Short exercise. From the listing below, copy every line with the word "Premium".

Task inputs.
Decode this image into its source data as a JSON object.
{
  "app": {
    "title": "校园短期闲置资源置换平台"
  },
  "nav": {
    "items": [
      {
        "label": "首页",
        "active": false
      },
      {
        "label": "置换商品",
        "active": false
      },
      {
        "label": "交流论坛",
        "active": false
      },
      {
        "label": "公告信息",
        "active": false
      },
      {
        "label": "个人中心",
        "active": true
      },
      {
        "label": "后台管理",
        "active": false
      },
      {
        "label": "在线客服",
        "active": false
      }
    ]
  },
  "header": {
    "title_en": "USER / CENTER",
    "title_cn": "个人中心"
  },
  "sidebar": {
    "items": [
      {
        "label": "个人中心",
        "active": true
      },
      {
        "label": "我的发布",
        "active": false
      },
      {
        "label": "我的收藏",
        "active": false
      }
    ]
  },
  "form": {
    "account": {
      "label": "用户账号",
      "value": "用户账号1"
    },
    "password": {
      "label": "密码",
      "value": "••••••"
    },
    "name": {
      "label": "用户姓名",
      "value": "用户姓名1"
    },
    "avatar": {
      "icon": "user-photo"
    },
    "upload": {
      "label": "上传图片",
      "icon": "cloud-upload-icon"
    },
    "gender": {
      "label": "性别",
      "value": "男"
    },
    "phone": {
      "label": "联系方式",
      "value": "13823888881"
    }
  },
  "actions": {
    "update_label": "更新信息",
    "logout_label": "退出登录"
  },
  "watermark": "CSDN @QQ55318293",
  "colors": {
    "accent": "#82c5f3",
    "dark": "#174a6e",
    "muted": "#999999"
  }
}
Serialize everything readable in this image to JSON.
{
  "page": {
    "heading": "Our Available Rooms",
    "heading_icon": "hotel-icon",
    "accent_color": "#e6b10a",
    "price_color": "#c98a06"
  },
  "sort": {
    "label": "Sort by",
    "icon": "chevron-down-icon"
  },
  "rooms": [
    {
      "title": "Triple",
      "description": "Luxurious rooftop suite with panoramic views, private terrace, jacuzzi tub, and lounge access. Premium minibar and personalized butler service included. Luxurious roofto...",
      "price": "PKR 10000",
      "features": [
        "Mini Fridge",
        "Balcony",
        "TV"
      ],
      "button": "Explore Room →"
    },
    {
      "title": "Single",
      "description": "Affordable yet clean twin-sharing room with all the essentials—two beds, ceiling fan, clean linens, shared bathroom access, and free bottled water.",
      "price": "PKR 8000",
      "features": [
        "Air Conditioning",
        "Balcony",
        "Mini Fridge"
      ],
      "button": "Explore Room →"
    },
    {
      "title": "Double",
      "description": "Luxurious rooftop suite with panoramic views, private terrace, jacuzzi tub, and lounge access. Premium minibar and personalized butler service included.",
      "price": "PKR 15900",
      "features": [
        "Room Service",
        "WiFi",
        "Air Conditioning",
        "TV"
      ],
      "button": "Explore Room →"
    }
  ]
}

In response.
      "description": "Luxurious rooftop suite with panoramic views, private terrace, jacuzzi tub, and lounge access. Premium minibar and personalized butler service included. Luxurious roofto...",
      "description": "Luxurious rooftop suite with panoramic views, private terrace, jacuzzi tub, and lounge access. Premium minibar and personalized butler service included.",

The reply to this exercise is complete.